**Exercise prompt**
Transcribe every entry word for word, but skip the images.

**Extracted records**
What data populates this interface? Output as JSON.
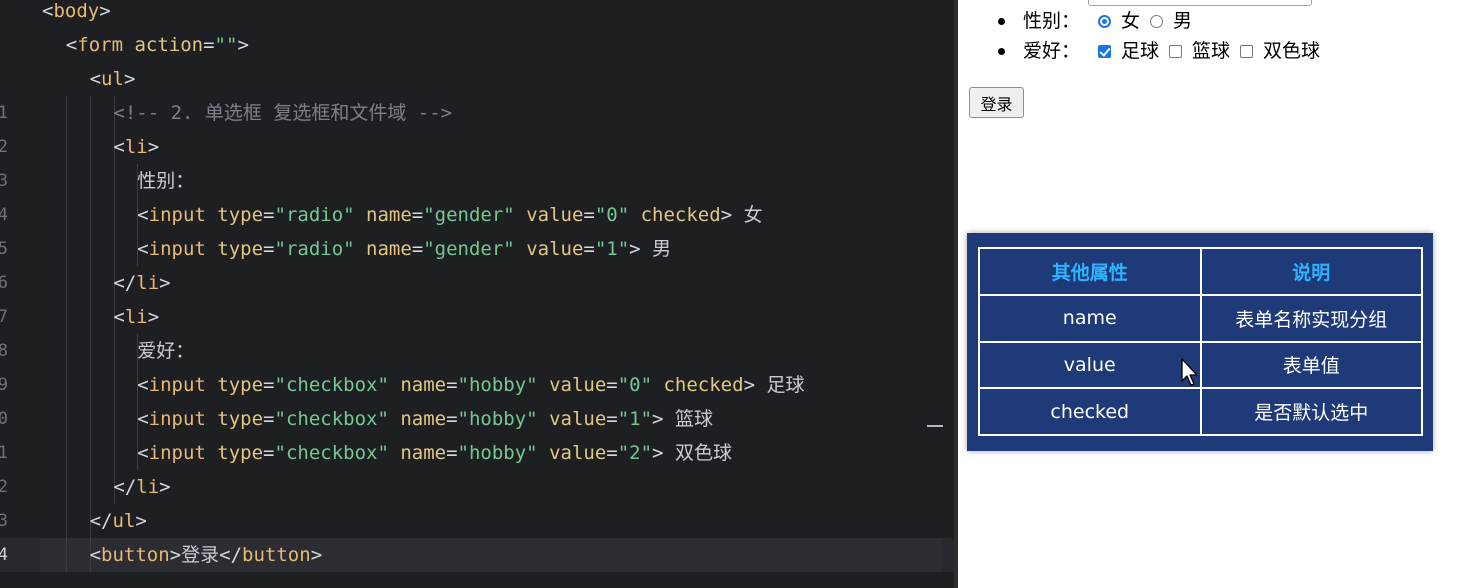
{
  "editor": {
    "lines": [
      {
        "num": "",
        "tokens": [
          {
            "t": "<",
            "c": "punc"
          },
          {
            "t": "body",
            "c": "tag"
          },
          {
            "t": ">",
            "c": "punc"
          }
        ]
      },
      {
        "num": "",
        "tokens": [
          {
            "t": "<",
            "c": "punc"
          },
          {
            "t": "form",
            "c": "tag"
          },
          {
            "t": " action",
            "c": "attr"
          },
          {
            "t": "=",
            "c": "punc"
          },
          {
            "t": "\"\"",
            "c": "str"
          },
          {
            "t": ">",
            "c": "punc"
          }
        ]
      },
      {
        "num": "",
        "tokens": [
          {
            "t": "<",
            "c": "punc"
          },
          {
            "t": "ul",
            "c": "tag"
          },
          {
            "t": ">",
            "c": "punc"
          }
        ]
      },
      {
        "num": "1",
        "tokens": [
          {
            "t": "<!-- 2. 单选框 复选框和文件域 -->",
            "c": "com"
          }
        ]
      },
      {
        "num": "2",
        "tokens": [
          {
            "t": "<",
            "c": "punc"
          },
          {
            "t": "li",
            "c": "tag"
          },
          {
            "t": ">",
            "c": "punc"
          }
        ]
      },
      {
        "num": "3",
        "tokens": [
          {
            "t": "性别：",
            "c": "txt"
          }
        ]
      },
      {
        "num": "4",
        "tokens": [
          {
            "t": "<",
            "c": "punc"
          },
          {
            "t": "input",
            "c": "tag"
          },
          {
            "t": " type",
            "c": "attr"
          },
          {
            "t": "=",
            "c": "punc"
          },
          {
            "t": "\"radio\"",
            "c": "str"
          },
          {
            "t": " name",
            "c": "attr"
          },
          {
            "t": "=",
            "c": "punc"
          },
          {
            "t": "\"gender\"",
            "c": "str"
          },
          {
            "t": " value",
            "c": "attr"
          },
          {
            "t": "=",
            "c": "punc"
          },
          {
            "t": "\"0\"",
            "c": "str"
          },
          {
            "t": " checked",
            "c": "attr"
          },
          {
            "t": ">",
            "c": "punc"
          },
          {
            "t": " 女",
            "c": "txt"
          }
        ]
      },
      {
        "num": "5",
        "tokens": [
          {
            "t": "<",
            "c": "punc"
          },
          {
            "t": "input",
            "c": "tag"
          },
          {
            "t": " type",
            "c": "attr"
          },
          {
            "t": "=",
            "c": "punc"
          },
          {
            "t": "\"radio\"",
            "c": "str"
          },
          {
            "t": " name",
            "c": "attr"
          },
          {
            "t": "=",
            "c": "punc"
          },
          {
            "t": "\"gender\"",
            "c": "str"
          },
          {
            "t": " value",
            "c": "attr"
          },
          {
            "t": "=",
            "c": "punc"
          },
          {
            "t": "\"1\"",
            "c": "str"
          },
          {
            "t": ">",
            "c": "punc"
          },
          {
            "t": " 男",
            "c": "txt"
          }
        ]
      },
      {
        "num": "6",
        "tokens": [
          {
            "t": "</",
            "c": "punc"
          },
          {
            "t": "li",
            "c": "tag"
          },
          {
            "t": ">",
            "c": "punc"
          }
        ]
      },
      {
        "num": "7",
        "tokens": [
          {
            "t": "<",
            "c": "punc"
          },
          {
            "t": "li",
            "c": "tag"
          },
          {
            "t": ">",
            "c": "punc"
          }
        ]
      },
      {
        "num": "8",
        "tokens": [
          {
            "t": "爱好：",
            "c": "txt"
          }
        ]
      },
      {
        "num": "9",
        "tokens": [
          {
            "t": "<",
            "c": "punc"
          },
          {
            "t": "input",
            "c": "tag"
          },
          {
            "t": " type",
            "c": "attr"
          },
          {
            "t": "=",
            "c": "punc"
          },
          {
            "t": "\"checkbox\"",
            "c": "str"
          },
          {
            "t": " name",
            "c": "attr"
          },
          {
            "t": "=",
            "c": "punc"
          },
          {
            "t": "\"hobby\"",
            "c": "str"
          },
          {
            "t": " value",
            "c": "attr"
          },
          {
            "t": "=",
            "c": "punc"
          },
          {
            "t": "\"0\"",
            "c": "str"
          },
          {
            "t": " checked",
            "c": "attr"
          },
          {
            "t": ">",
            "c": "punc"
          },
          {
            "t": " 足球",
            "c": "txt"
          }
        ]
      },
      {
        "num": "0",
        "tokens": [
          {
            "t": "<",
            "c": "punc"
          },
          {
            "t": "input",
            "c": "tag"
          },
          {
            "t": " type",
            "c": "attr"
          },
          {
            "t": "=",
            "c": "punc"
          },
          {
            "t": "\"checkbox\"",
            "c": "str"
          },
          {
            "t": " name",
            "c": "attr"
          },
          {
            "t": "=",
            "c": "punc"
          },
          {
            "t": "\"hobby\"",
            "c": "str"
          },
          {
            "t": " value",
            "c": "attr"
          },
          {
            "t": "=",
            "c": "punc"
          },
          {
            "t": "\"1\"",
            "c": "str"
          },
          {
            "t": ">",
            "c": "punc"
          },
          {
            "t": " 篮球",
            "c": "txt"
          }
        ]
      },
      {
        "num": "1",
        "tokens": [
          {
            "t": "<",
            "c": "punc"
          },
          {
            "t": "input",
            "c": "tag"
          },
          {
            "t": " type",
            "c": "attr"
          },
          {
            "t": "=",
            "c": "punc"
          },
          {
            "t": "\"checkbox\"",
            "c": "str"
          },
          {
            "t": " name",
            "c": "attr"
          },
          {
            "t": "=",
            "c": "punc"
          },
          {
            "t": "\"hobby\"",
            "c": "str"
          },
          {
            "t": " value",
            "c": "attr"
          },
          {
            "t": "=",
            "c": "punc"
          },
          {
            "t": "\"2\"",
            "c": "str"
          },
          {
            "t": ">",
            "c": "punc"
          },
          {
            "t": " 双色球",
            "c": "txt"
          }
        ]
      },
      {
        "num": "2",
        "tokens": [
          {
            "t": "</",
            "c": "punc"
          },
          {
            "t": "li",
            "c": "tag"
          },
          {
            "t": ">",
            "c": "punc"
          }
        ]
      },
      {
        "num": "3",
        "tokens": [
          {
            "t": "</",
            "c": "punc"
          },
          {
            "t": "ul",
            "c": "tag"
          },
          {
            "t": ">",
            "c": "punc"
          }
        ]
      },
      {
        "num": "4",
        "current": true,
        "tokens": [
          {
            "t": "<",
            "c": "punc"
          },
          {
            "t": "button",
            "c": "tag"
          },
          {
            "t": ">",
            "c": "punc"
          },
          {
            "t": "登录",
            "c": "txt"
          },
          {
            "t": "</",
            "c": "punc"
          },
          {
            "t": "button",
            "c": "tag"
          },
          {
            "t": ">",
            "c": "punc"
          }
        ]
      }
    ]
  },
  "preview": {
    "gender": {
      "label": "性别：",
      "options": [
        {
          "label": "女",
          "checked": true
        },
        {
          "label": "男",
          "checked": false
        }
      ]
    },
    "hobby": {
      "label": "爱好：",
      "options": [
        {
          "label": "足球",
          "checked": true
        },
        {
          "label": "篮球",
          "checked": false
        },
        {
          "label": "双色球",
          "checked": false
        }
      ]
    },
    "login_button": "登录"
  },
  "attr_table": {
    "headers": [
      "其他属性",
      "说明"
    ],
    "rows": [
      [
        "name",
        "表单名称实现分组"
      ],
      [
        "value",
        "表单值"
      ],
      [
        "checked",
        "是否默认选中"
      ]
    ]
  },
  "colors": {
    "panel_bg": "#1f3a78",
    "header_text": "#2fb3ff",
    "accent_blue": "#1a73e8"
  }
}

**Task output**
What data populates this interface? Output as JSON.
{
  "editor": {
    "lines": [
      {
        "num": "",
        "tokens": [
          {
            "t": "<",
            "c": "punc"
          },
          {
            "t": "body",
            "c": "tag"
          },
          {
            "t": ">",
            "c": "punc"
          }
        ]
      },
      {
        "num": "",
        "tokens": [
          {
            "t": "<",
            "c": "punc"
          },
          {
            "t": "form",
            "c": "tag"
          },
          {
            "t": " action",
            "c": "attr"
          },
          {
            "t": "=",
            "c": "punc"
          },
          {
            "t": "\"\"",
            "c": "str"
          },
          {
            "t": ">",
            "c": "punc"
          }
        ]
      },
      {
        "num": "",
        "tokens": [
          {
            "t": "<",
            "c": "punc"
          },
          {
            "t": "ul",
            "c": "tag"
          },
          {
            "t": ">",
            "c": "punc"
          }
        ]
      },
      {
        "num": "1",
        "tokens": [
          {
            "t": "<!-- 2. 单选框 复选框和文件域 -->",
            "c": "com"
          }
        ]
      },
      {
        "num": "2",
        "tokens": [
          {
            "t": "<",
            "c": "punc"
          },
          {
            "t": "li",
            "c": "tag"
          },
          {
            "t": ">",
            "c": "punc"
          }
        ]
      },
      {
        "num": "3",
        "tokens": [
          {
            "t": "性别：",
            "c": "txt"
          }
        ]
      },
      {
        "num": "4",
        "tokens": [
          {
            "t": "<",
            "c": "punc"
          },
          {
            "t": "input",
            "c": "tag"
          },
          {
            "t": " type",
            "c": "attr"
          },
          {
            "t": "=",
            "c": "punc"
          },
          {
            "t": "\"radio\"",
            "c": "str"
          },
          {
            "t": " name",
            "c": "attr"
          },
          {
            "t": "=",
            "c": "punc"
          },
          {
            "t": "\"gender\"",
            "c": "str"
          },
          {
            "t": " value",
            "c": "attr"
          },
          {
            "t": "=",
            "c": "punc"
          },
          {
            "t": "\"0\"",
            "c": "str"
          },
          {
            "t": " checked",
            "c": "attr"
          },
          {
            "t": ">",
            "c": "punc"
          },
          {
            "t": " 女",
            "c": "txt"
          }
        ]
      },
      {
        "num": "5",
        "tokens": [
          {
            "t": "<",
            "c": "punc"
          },
          {
            "t": "input",
            "c": "tag"
          },
          {
            "t": " type",
            "c": "attr"
          },
          {
            "t": "=",
            "c": "punc"
          },
          {
            "t": "\"radio\"",
            "c": "str"
          },
          {
            "t": " name",
            "c": "attr"
          },
          {
            "t": "=",
            "c": "punc"
          },
          {
            "t": "\"gender\"",
            "c": "str"
          },
          {
            "t": " value",
            "c": "attr"
          },
          {
            "t": "=",
            "c": "punc"
          },
          {
            "t": "\"1\"",
            "c": "str"
          },
          {
            "t": ">",
            "c": "punc"
          },
          {
            "t": " 男",
            "c": "txt"
          }
        ]
      },
      {
        "num": "6",
        "tokens": [
          {
            "t": "</",
            "c": "punc"
          },
          {
            "t": "li",
            "c": "tag"
          },
          {
            "t": ">",
            "c": "punc"
          }
        ]
      },
      {
        "num": "7",
        "tokens": [
          {
            "t": "<",
            "c": "punc"
          },
          {
            "t": "li",
            "c": "tag"
          },
          {
            "t": ">",
            "c": "punc"
          }
        ]
      },
      {
        "num": "8",
        "tokens": [
          {
            "t": "爱好：",
            "c": "txt"
          }
        ]
      },
      {
        "num": "9",
        "tokens": [
          {
            "t": "<",
            "c": "punc"
          },
          {
            "t": "input",
            "c": "tag"
          },
          {
            "t": " type",
            "c": "attr"
          },
          {
            "t": "=",
            "c": "punc"
          },
          {
            "t": "\"checkbox\"",
            "c": "str"
          },
          {
            "t": " name",
            "c": "attr"
          },
          {
            "t": "=",
            "c": "punc"
          },
          {
            "t": "\"hobby\"",
            "c": "str"
          },
          {
            "t": " value",
            "c": "attr"
          },
          {
            "t": "=",
            "c": "punc"
          },
          {
            "t": "\"0\"",
            "c": "str"
          },
          {
            "t": " checked",
            "c": "attr"
          },
          {
            "t": ">",
            "c": "punc"
          },
          {
            "t": " 足球",
            "c": "txt"
          }
        ]
      },
      {
        "num": "0",
        "tokens": [
          {
            "t": "<",
            "c": "punc"
          },
          {
            "t": "input",
            "c": "tag"
          },
          {
            "t": " type",
            "c": "attr"
          },
          {
            "t": "=",
            "c": "punc"
          },
          {
            "t": "\"checkbox\"",
            "c": "str"
          },
          {
            "t": " name",
            "c": "attr"
          },
          {
            "t": "=",
            "c": "punc"
          },
          {
            "t": "\"hobby\"",
            "c": "str"
          },
          {
            "t": " value",
            "c": "attr"
          },
          {
            "t": "=",
            "c": "punc"
          },
          {
            "t": "\"1\"",
            "c": "str"
          },
          {
            "t": ">",
            "c": "punc"
          },
          {
            "t": " 篮球",
            "c": "txt"
          }
        ]
      },
      {
        "num": "1",
        "tokens": [
          {
            "t": "<",
            "c": "punc"
          },
          {
            "t": "input",
            "c": "tag"
          },
          {
            "t": " type",
            "c": "attr"
          },
          {
            "t": "=",
            "c": "punc"
          },
          {
            "t": "\"checkbox\"",
            "c": "str"
          },
          {
            "t": " name",
            "c": "attr"
          },
          {
            "t": "=",
            "c": "punc"
          },
          {
            "t": "\"hobby\"",
            "c": "str"
          },
          {
            "t": " value",
            "c": "attr"
          },
          {
            "t": "=",
            "c": "punc"
          },
          {
            "t": "\"2\"",
            "c": "str"
          },
          {
            "t": ">",
            "c": "punc"
          },
          {
            "t": " 双色球",
            "c": "txt"
          }
        ]
      },
      {
        "num": "2",
        "tokens": [
          {
            "t": "</",
            "c": "punc"
          },
          {
            "t": "li",
            "c": "tag"
          },
          {
            "t": ">",
            "c": "punc"
          }
        ]
      },
      {
        "num": "3",
        "tokens": [
          {
            "t": "</",
            "c": "punc"
          },
          {
            "t": "ul",
            "c": "tag"
          },
          {
            "t": ">",
            "c": "punc"
          }
        ]
      },
      {
        "num": "4",
        "current": true,
        "tokens": [
          {
            "t": "<",
            "c": "punc"
          },
          {
            "t": "button",
            "c": "tag"
          },
          {
            "t": ">",
            "c": "punc"
          },
          {
            "t": "登录",
            "c": "txt"
          },
          {
            "t": "</",
            "c": "punc"
          },
          {
            "t": "button",
            "c": "tag"
          },
          {
            "t": ">",
            "c": "punc"
          }
        ]
      }
    ]
  },
  "preview": {
    "gender": {
      "label": "性别：",
      "options": [
        {
          "label": "女",
          "checked": true
        },
        {
          "label": "男",
          "checked": false
        }
      ]
    },
    "hobby": {
      "label": "爱好：",
      "options": [
        {
          "label": "足球",
          "checked": true
        },
        {
          "label": "篮球",
          "checked": false
        },
        {
          "label": "双色球",
          "checked": false
        }
      ]
    },
    "login_button": "登录"
  },
  "attr_table": {
    "headers": [
      "其他属性",
      "说明"
    ],
    "rows": [
      [
        "name",
        "表单名称实现分组"
      ],
      [
        "value",
        "表单值"
      ],
      [
        "checked",
        "是否默认选中"
      ]
    ]
  },
  "colors": {
    "panel_bg": "#1f3a78",
    "header_text": "#2fb3ff",
    "accent_blue": "#1a73e8"
  }
}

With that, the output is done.